▶ _STATED TASK_
The listing must be reproduced in full, exactly as it stands.

▶ _INPUT FOR THIS TASK_
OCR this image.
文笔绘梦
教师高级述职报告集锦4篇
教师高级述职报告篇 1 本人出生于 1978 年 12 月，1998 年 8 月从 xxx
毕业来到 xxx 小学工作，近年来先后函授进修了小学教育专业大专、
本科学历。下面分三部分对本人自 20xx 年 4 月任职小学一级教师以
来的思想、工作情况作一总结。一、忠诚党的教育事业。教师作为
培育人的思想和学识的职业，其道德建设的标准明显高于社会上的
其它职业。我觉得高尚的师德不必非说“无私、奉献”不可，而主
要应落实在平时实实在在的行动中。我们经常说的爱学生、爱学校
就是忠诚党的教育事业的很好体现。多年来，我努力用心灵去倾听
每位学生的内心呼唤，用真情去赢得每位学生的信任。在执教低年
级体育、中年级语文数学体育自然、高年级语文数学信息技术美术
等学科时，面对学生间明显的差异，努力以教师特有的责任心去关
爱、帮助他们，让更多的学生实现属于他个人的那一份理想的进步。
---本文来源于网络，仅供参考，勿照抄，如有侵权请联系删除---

▶ _WRITTEN RESPONSE_
OCR this image.
文笔绘梦
教师高级述职报告集锦4篇
教师高级述职报告篇 1 本人出生于 1978 年 12 月，1998 年 8 月从 xxx
毕业来到 xxx 小学工作，近年来先后函授进修了小学教育专业大专、
本科学历。下面分三部分对本人自 20xx 年 4 月任职小学一级教师以
来的思想、工作情况作一总结。一、忠诚党的教育事业。教师作为
培育人的思想和学识的职业，其道德建设的标准明显高于社会上的
其它职业。我觉得高尚的师德不必非说“无私、奉献”不可，而主
要应落实在平时实实在在的行动中。我们经常说的爱学生、爱学校
就是忠诚党的教育事业的很好体现。多年来，我努力用心灵去倾听
每位学生的内心呼唤，用真情去赢得每位学生的信任。在执教低年
级体育、中年级语文数学体育自然、高年级语文数学信息技术美术
等学科时，面对学生间明显的差异，努力以教师特有的责任心去关
爱、帮助他们，让更多的学生实现属于他个人的那一份理想的进步。
---本文来源于网络，仅供参考，勿照抄，如有侵权请联系删除---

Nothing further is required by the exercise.